#### WHAT IS EXPECTED:
Which lines hold the word "Лидеры"? Copy each of them.

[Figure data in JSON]
━━━

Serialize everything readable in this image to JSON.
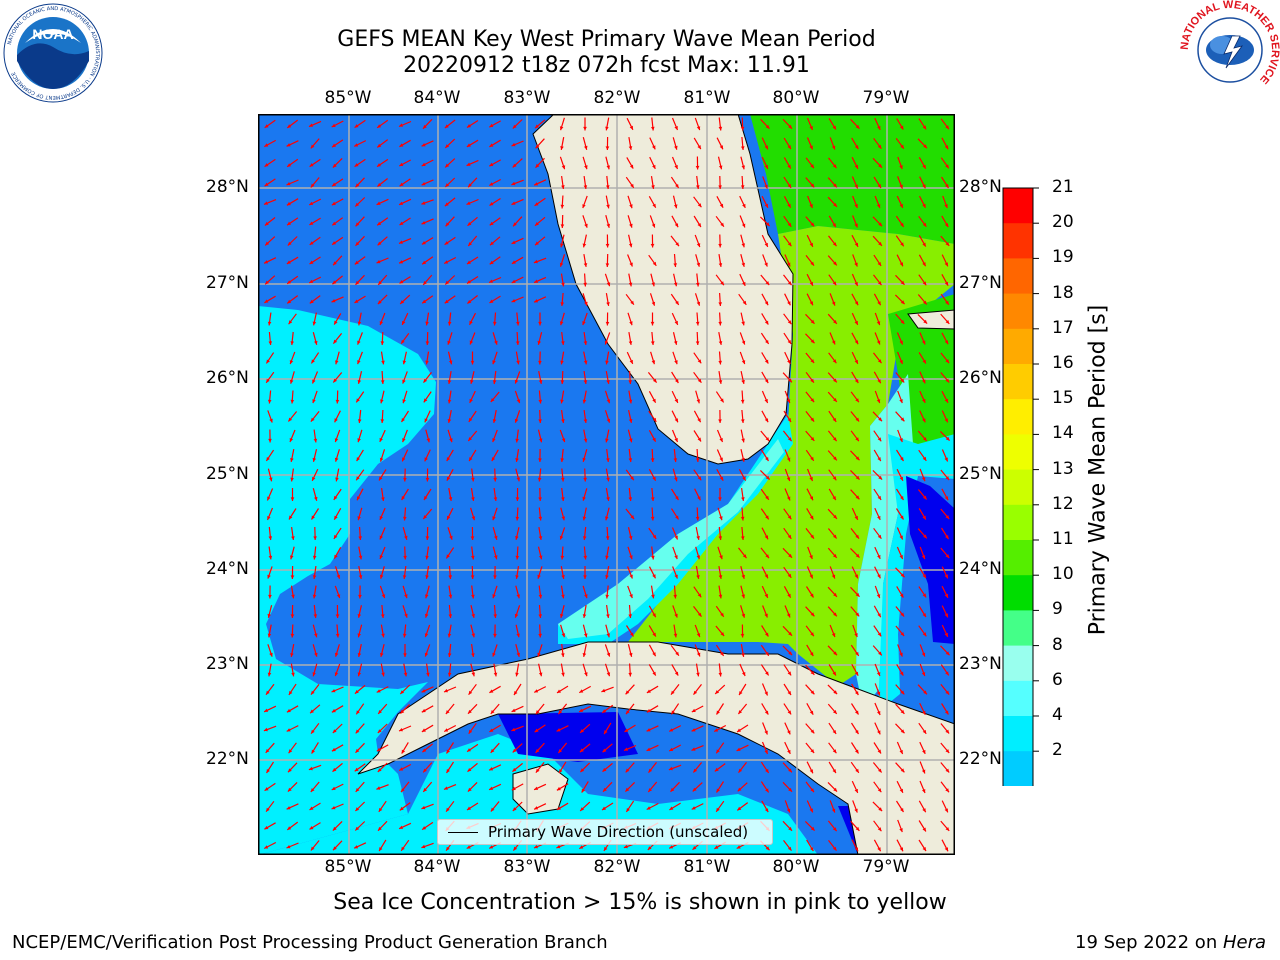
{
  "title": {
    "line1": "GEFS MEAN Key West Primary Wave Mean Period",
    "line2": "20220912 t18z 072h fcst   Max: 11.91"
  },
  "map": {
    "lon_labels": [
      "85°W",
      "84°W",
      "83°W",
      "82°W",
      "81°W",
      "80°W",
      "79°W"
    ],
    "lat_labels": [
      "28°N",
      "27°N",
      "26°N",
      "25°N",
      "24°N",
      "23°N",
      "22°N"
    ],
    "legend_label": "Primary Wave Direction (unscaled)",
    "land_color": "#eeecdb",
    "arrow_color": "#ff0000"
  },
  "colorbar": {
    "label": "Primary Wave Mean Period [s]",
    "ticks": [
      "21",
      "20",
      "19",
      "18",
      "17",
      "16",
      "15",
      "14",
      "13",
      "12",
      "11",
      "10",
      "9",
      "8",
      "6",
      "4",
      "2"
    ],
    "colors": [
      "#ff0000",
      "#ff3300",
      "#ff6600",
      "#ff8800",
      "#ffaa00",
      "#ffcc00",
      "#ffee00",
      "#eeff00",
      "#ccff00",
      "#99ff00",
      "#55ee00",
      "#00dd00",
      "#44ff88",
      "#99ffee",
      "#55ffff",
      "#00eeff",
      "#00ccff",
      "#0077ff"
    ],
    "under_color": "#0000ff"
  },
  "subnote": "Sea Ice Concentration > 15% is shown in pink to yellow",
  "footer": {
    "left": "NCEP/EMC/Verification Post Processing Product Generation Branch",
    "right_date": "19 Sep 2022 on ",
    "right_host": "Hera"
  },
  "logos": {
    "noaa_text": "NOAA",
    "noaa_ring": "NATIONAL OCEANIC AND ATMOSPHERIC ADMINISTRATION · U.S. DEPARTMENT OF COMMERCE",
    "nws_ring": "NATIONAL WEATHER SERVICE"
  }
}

━━━

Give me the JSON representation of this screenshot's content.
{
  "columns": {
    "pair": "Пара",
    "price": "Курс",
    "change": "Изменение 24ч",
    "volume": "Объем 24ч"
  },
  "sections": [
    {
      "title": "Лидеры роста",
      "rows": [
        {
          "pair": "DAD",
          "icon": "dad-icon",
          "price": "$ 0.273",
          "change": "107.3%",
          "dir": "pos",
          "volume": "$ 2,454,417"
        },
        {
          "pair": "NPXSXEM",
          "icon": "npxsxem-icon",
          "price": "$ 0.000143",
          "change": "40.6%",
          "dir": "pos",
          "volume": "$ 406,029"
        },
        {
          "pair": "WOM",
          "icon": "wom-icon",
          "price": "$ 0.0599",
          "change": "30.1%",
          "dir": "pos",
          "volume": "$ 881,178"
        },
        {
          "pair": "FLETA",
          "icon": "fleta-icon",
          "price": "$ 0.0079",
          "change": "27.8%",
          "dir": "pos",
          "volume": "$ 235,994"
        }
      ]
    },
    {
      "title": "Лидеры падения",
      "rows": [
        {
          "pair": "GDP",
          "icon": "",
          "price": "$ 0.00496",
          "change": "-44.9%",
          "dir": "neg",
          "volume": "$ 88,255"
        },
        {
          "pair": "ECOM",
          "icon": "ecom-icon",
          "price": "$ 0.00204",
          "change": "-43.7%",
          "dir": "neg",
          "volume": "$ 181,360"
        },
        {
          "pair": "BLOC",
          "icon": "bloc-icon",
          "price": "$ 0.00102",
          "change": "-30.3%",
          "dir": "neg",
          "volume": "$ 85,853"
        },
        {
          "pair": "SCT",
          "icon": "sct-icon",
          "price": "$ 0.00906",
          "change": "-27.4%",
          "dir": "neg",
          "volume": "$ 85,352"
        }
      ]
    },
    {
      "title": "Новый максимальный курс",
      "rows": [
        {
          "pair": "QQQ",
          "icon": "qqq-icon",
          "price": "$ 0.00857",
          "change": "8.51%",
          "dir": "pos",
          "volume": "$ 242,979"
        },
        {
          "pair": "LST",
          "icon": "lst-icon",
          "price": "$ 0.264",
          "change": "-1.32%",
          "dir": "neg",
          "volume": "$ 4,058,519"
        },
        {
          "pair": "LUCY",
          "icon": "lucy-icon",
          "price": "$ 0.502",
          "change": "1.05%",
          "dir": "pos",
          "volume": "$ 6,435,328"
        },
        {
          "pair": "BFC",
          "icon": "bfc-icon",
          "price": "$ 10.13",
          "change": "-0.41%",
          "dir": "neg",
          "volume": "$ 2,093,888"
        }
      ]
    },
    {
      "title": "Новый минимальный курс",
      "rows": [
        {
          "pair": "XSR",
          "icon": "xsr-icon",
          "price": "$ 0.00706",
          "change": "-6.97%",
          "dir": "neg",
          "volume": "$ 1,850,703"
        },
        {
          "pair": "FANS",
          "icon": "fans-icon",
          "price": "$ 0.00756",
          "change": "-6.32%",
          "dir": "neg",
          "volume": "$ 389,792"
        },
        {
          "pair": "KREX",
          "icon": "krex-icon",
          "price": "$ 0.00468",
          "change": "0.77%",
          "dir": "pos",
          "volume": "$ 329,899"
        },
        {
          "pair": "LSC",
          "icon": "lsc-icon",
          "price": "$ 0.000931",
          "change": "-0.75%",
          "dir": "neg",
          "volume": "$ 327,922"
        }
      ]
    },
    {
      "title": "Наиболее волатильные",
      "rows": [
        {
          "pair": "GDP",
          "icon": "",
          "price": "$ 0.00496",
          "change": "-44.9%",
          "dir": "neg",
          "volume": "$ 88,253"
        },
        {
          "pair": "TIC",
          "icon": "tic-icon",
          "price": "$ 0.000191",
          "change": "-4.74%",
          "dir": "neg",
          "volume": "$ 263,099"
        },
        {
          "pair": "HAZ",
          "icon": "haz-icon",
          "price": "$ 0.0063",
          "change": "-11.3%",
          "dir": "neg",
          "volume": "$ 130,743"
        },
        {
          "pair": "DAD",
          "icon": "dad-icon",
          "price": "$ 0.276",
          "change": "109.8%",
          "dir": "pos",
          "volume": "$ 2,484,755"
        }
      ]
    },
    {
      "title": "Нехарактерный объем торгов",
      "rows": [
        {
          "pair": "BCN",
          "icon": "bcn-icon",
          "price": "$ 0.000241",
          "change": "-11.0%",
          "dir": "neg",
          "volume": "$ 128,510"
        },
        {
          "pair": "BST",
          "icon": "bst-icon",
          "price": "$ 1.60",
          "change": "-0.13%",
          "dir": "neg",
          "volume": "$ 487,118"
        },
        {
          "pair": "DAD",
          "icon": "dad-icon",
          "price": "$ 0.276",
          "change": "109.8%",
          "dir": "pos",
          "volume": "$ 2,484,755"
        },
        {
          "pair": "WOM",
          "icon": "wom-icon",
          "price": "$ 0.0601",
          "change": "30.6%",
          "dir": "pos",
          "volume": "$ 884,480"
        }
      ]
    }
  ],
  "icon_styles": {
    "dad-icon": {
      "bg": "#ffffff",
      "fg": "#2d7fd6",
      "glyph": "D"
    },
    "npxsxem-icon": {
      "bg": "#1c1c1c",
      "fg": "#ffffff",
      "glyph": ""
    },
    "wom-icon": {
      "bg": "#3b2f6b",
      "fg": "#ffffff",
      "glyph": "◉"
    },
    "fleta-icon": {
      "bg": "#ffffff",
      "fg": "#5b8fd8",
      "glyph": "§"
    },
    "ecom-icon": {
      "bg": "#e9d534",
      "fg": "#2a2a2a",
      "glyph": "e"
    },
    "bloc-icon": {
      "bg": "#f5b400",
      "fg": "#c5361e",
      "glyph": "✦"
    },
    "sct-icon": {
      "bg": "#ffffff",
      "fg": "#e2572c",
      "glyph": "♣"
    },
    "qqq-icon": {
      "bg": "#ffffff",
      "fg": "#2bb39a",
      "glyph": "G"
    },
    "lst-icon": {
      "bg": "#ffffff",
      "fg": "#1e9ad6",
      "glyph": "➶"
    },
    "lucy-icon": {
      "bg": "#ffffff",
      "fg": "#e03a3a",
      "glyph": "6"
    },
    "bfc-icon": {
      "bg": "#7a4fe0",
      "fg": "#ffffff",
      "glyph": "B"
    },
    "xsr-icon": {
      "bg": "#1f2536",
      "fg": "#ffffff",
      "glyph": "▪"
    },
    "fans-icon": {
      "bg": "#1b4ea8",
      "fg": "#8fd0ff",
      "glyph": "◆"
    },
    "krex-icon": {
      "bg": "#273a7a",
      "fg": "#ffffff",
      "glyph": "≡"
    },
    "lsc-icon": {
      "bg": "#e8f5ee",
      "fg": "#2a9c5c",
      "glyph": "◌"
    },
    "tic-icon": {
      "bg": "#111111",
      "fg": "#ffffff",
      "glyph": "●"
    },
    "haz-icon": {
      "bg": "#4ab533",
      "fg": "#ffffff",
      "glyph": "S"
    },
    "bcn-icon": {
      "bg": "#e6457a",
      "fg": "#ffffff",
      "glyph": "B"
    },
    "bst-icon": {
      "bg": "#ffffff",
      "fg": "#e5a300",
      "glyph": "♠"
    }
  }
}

━━━

#### RESPONSE TO THIS TASK:
      "title": "Лидеры роста",
      "title": "Лидеры падения",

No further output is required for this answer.